Raw records:
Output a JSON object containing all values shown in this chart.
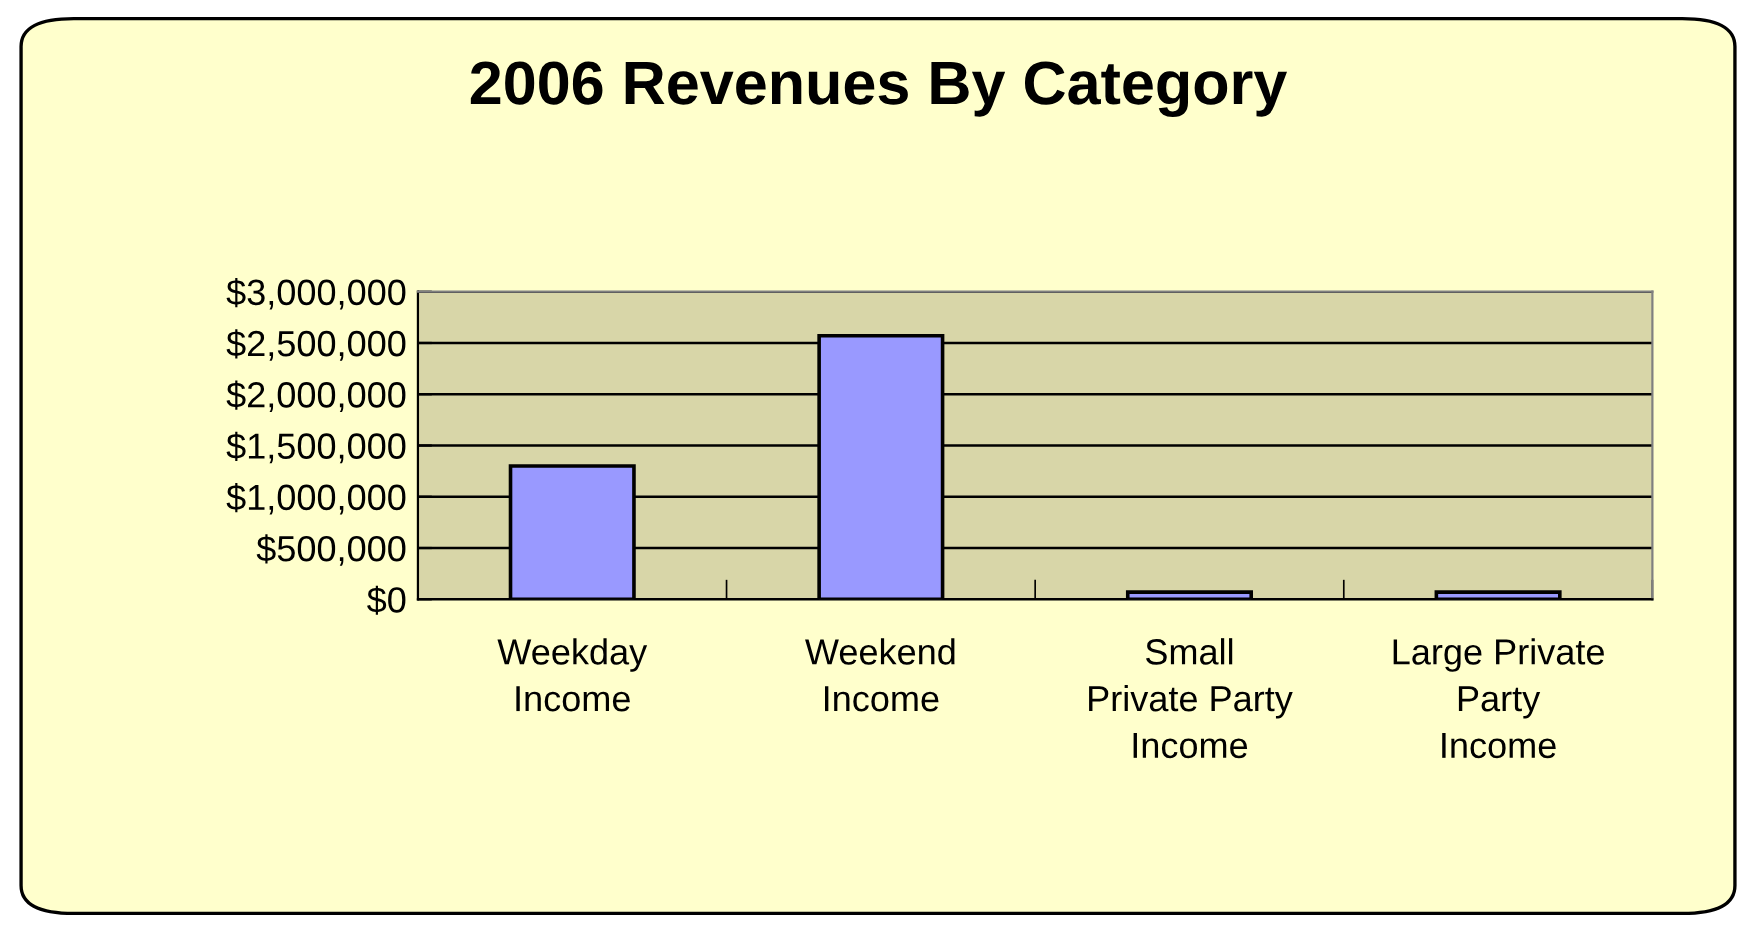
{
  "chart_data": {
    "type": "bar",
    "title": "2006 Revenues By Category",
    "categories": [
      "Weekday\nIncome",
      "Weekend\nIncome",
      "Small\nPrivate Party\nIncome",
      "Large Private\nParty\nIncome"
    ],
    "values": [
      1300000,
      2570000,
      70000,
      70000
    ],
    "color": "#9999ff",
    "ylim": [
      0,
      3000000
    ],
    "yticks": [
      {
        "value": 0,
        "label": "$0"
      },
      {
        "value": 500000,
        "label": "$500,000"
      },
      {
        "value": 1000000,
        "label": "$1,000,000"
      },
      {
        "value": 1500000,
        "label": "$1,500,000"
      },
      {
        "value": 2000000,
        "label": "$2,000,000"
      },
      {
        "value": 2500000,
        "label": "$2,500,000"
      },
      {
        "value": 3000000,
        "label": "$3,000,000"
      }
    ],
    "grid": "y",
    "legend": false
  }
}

- [Required work]: Give the number of lines containing the word "nIncome". No other answer is needed.

- [Exercise solution]: 4